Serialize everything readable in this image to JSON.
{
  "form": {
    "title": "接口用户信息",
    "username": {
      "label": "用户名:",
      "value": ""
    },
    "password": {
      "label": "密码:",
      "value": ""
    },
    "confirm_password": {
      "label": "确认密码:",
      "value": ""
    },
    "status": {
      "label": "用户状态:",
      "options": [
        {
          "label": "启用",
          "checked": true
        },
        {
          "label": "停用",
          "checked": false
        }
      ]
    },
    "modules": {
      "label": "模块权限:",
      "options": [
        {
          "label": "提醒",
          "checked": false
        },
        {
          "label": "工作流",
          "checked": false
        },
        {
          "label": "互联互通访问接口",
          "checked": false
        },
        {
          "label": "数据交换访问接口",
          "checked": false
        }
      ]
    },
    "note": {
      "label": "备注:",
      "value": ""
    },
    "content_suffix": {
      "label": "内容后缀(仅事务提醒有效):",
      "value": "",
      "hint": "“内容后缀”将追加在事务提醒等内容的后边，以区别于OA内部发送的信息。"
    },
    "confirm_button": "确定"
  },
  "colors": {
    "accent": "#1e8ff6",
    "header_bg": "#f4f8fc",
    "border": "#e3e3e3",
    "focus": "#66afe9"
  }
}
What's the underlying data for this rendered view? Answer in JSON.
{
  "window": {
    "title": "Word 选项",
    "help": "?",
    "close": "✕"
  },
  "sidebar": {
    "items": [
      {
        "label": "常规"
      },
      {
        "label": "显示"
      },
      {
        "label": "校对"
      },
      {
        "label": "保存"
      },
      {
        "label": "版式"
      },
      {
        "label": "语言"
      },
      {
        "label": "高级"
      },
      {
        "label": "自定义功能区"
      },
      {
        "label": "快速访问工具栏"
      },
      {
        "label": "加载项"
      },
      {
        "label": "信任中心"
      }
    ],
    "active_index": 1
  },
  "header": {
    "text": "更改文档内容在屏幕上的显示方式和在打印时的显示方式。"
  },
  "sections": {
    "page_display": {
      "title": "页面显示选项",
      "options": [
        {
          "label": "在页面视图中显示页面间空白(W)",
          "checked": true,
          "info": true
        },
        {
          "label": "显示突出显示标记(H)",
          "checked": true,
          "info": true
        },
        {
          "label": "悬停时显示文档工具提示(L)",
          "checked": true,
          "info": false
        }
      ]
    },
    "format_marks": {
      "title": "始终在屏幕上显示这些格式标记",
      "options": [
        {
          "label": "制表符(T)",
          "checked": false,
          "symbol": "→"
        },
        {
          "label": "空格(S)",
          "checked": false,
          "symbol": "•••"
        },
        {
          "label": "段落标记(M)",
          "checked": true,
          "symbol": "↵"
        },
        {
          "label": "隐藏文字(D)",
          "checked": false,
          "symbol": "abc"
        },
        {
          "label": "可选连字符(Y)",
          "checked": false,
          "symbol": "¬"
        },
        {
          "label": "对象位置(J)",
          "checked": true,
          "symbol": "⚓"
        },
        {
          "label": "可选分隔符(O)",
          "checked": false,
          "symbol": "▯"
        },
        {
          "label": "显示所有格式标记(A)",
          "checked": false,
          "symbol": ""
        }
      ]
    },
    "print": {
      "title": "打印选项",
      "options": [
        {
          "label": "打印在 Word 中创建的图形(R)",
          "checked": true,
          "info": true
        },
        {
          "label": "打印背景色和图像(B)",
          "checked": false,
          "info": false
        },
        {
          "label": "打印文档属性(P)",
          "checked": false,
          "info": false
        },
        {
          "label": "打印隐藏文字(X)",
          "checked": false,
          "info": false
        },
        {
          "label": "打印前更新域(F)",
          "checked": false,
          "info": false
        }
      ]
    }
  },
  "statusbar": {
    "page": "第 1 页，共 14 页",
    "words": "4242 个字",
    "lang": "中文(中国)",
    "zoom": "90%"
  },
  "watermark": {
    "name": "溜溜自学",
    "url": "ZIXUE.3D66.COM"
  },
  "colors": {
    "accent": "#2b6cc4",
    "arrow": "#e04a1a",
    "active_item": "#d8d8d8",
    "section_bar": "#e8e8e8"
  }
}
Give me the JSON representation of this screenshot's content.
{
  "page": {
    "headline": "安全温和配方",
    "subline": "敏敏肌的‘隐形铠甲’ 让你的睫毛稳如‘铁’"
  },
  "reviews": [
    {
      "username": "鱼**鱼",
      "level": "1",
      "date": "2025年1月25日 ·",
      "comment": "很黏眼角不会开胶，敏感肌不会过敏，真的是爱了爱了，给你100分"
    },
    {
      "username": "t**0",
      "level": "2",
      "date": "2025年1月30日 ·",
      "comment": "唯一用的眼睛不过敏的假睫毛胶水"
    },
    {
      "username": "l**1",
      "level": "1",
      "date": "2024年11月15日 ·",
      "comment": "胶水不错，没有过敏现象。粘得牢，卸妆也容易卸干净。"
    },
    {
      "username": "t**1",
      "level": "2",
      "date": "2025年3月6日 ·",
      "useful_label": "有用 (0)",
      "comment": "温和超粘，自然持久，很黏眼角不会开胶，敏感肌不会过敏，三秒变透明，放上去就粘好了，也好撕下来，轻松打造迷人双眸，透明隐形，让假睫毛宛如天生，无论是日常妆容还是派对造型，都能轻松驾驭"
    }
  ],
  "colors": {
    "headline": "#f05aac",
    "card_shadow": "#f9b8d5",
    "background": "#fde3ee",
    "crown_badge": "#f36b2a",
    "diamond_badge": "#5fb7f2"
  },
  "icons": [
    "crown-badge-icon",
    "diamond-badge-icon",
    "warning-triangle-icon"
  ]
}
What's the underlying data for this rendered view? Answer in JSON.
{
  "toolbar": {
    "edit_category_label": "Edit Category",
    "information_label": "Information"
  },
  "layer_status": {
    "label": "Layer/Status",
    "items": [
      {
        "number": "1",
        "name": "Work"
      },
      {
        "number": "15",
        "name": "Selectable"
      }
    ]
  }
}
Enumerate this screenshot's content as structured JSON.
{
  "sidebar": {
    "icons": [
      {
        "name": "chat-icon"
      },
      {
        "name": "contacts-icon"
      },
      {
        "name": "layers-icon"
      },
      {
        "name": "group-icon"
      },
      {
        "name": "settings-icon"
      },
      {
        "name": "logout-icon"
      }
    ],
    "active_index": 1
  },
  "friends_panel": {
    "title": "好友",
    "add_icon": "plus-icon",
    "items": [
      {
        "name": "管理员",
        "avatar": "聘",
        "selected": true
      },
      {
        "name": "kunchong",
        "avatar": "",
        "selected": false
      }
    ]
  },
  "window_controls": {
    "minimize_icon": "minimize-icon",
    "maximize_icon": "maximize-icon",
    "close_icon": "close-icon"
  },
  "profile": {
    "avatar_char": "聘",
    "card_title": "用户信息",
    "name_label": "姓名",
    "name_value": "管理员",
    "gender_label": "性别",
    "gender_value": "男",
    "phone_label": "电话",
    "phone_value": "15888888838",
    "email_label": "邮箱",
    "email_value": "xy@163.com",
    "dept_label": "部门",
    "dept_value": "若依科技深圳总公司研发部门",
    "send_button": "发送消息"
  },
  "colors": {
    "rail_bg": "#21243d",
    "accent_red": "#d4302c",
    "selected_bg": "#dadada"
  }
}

==*==

- _Aim of the task_: Each line from the one with "Enumerate this screenshot's" through the last line of the records must be written out word for word. Include nothing else.

- _Finished answer_:
Enumerate this screenshot's content as structured JSON.
{
  "sidebar": {
    "icons": [
      {
        "name": "chat-icon"
      },
      {
        "name": "contacts-icon"
      },
      {
        "name": "layers-icon"
      },
      {
        "name": "group-icon"
      },
      {
        "name": "settings-icon"
      },
      {
        "name": "logout-icon"
      }
    ],
    "active_index": 1
  },
  "friends_panel": {
    "title": "好友",
    "add_icon": "plus-icon",
    "items": [
      {
        "name": "管理员",
        "avatar": "聘",
        "selected": true
      },
      {
        "name": "kunchong",
        "avatar": "",
        "selected": false
      }
    ]
  },
  "window_controls": {
    "minimize_icon": "minimize-icon",
    "maximize_icon": "maximize-icon",
    "close_icon": "close-icon"
  },
  "profile": {
    "avatar_char": "聘",
    "card_title": "用户信息",
    "name_label": "姓名",
    "name_value": "管理员",
    "gender_label": "性别",
    "gender_value": "男",
    "phone_label": "电话",
    "phone_value": "15888888838",
    "email_label": "邮箱",
    "email_value": "xy@163.com",
    "dept_label": "部门",
    "dept_value": "若依科技深圳总公司研发部门",
    "send_button": "发送消息"
  },
  "colors": {
    "rail_bg": "#21243d",
    "accent_red": "#d4302c",
    "selected_bg": "#dadada"
  }
}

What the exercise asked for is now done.